## Requirements
Only the number is wanted: how many lines in the data contain "Ross"?

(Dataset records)
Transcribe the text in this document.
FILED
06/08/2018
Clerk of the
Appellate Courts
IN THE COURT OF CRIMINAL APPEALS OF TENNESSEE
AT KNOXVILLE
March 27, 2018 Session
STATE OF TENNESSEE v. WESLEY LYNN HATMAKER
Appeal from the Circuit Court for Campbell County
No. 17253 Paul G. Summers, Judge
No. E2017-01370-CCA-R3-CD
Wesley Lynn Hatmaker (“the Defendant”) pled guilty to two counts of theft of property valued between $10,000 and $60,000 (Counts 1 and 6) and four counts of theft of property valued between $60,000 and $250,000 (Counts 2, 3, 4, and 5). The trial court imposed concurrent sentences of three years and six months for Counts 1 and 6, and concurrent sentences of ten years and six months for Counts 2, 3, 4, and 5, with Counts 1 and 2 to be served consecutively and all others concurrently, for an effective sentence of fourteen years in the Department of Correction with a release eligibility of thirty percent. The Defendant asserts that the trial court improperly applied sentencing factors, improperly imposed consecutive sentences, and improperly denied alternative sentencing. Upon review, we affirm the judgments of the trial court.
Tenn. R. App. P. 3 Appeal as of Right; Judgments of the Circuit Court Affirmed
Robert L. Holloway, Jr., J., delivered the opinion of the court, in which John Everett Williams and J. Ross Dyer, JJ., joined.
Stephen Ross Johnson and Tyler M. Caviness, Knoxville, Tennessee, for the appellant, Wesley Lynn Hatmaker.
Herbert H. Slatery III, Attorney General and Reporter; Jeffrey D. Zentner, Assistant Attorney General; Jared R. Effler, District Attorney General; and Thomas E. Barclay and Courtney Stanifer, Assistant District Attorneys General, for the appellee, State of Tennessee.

--

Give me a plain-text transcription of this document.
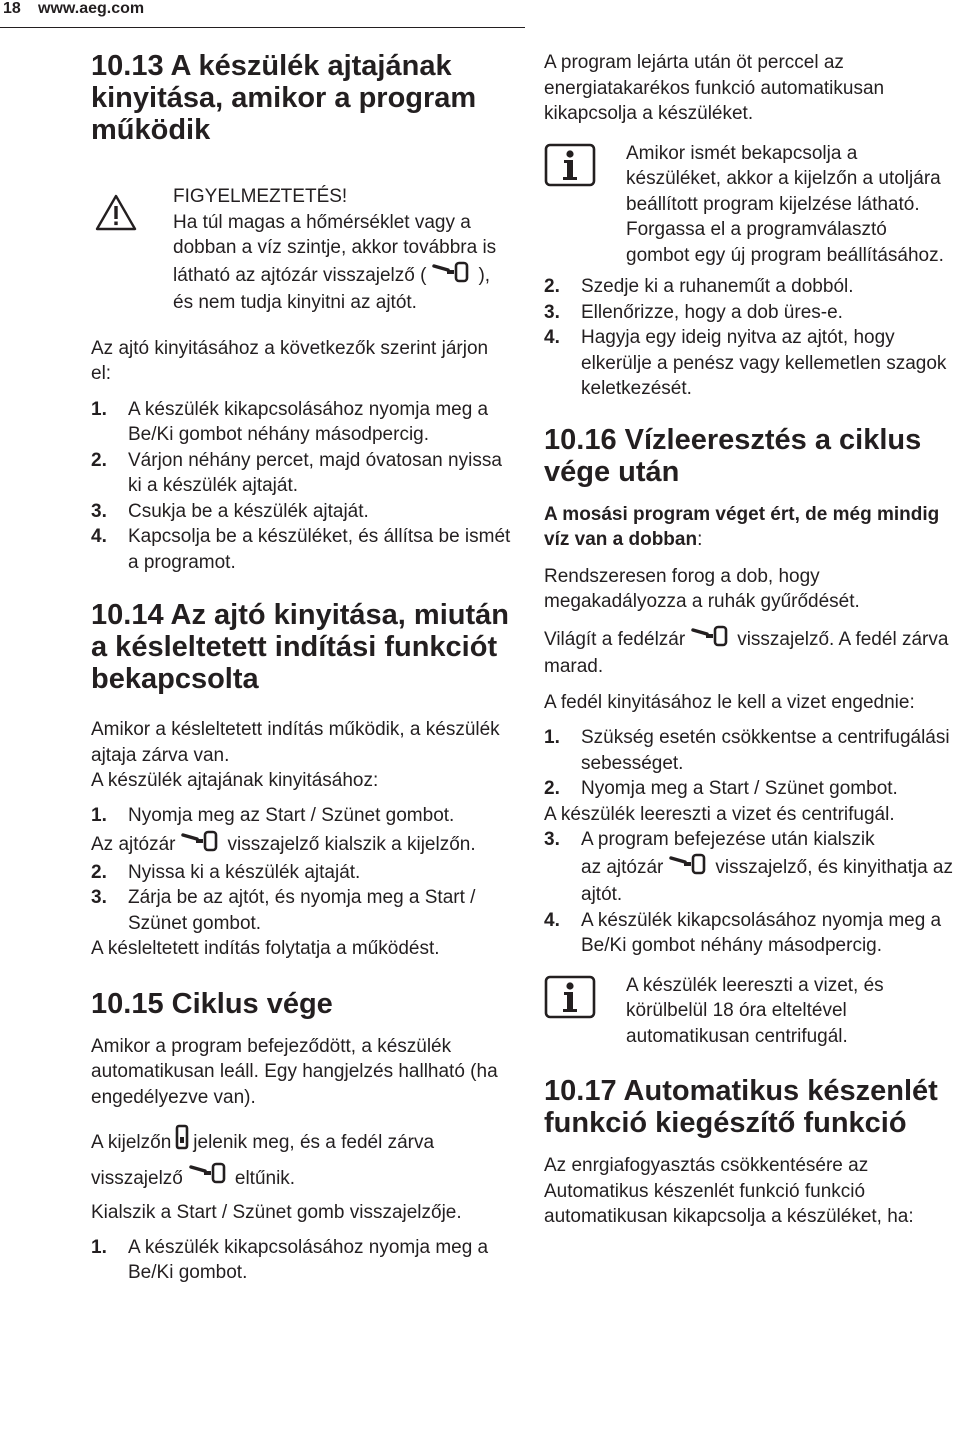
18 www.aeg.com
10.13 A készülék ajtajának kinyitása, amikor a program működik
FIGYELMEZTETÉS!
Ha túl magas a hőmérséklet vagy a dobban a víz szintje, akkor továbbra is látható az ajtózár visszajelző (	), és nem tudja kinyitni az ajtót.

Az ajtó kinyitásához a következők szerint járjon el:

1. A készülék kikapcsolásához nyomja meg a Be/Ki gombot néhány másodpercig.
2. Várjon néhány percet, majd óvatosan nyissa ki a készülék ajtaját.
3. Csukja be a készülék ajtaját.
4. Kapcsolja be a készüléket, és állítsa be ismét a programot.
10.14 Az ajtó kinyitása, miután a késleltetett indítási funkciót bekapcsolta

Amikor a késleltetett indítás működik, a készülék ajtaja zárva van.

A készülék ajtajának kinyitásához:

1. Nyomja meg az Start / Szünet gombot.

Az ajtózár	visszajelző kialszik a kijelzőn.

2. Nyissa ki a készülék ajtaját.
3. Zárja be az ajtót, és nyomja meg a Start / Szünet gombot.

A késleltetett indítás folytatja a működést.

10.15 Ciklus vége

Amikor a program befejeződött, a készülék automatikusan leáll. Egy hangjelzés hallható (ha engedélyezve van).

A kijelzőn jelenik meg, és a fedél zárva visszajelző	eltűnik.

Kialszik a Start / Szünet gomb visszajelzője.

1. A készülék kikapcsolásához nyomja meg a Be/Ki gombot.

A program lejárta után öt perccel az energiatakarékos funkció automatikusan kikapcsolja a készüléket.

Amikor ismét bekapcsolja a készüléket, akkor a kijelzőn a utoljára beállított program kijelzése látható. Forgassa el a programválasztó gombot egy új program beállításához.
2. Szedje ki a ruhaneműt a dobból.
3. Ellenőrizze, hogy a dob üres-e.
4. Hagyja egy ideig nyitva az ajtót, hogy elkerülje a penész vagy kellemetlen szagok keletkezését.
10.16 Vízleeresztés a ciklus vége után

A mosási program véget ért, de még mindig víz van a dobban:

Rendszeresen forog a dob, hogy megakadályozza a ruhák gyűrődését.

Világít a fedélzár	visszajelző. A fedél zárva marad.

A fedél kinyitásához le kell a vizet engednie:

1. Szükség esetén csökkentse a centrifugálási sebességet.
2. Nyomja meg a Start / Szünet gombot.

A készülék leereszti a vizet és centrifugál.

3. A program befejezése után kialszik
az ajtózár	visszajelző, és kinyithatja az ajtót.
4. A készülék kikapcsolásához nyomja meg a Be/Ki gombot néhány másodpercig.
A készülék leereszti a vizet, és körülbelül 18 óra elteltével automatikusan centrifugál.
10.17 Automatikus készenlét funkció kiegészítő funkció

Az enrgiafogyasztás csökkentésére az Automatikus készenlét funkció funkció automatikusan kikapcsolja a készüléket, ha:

## Solution to the exercise
2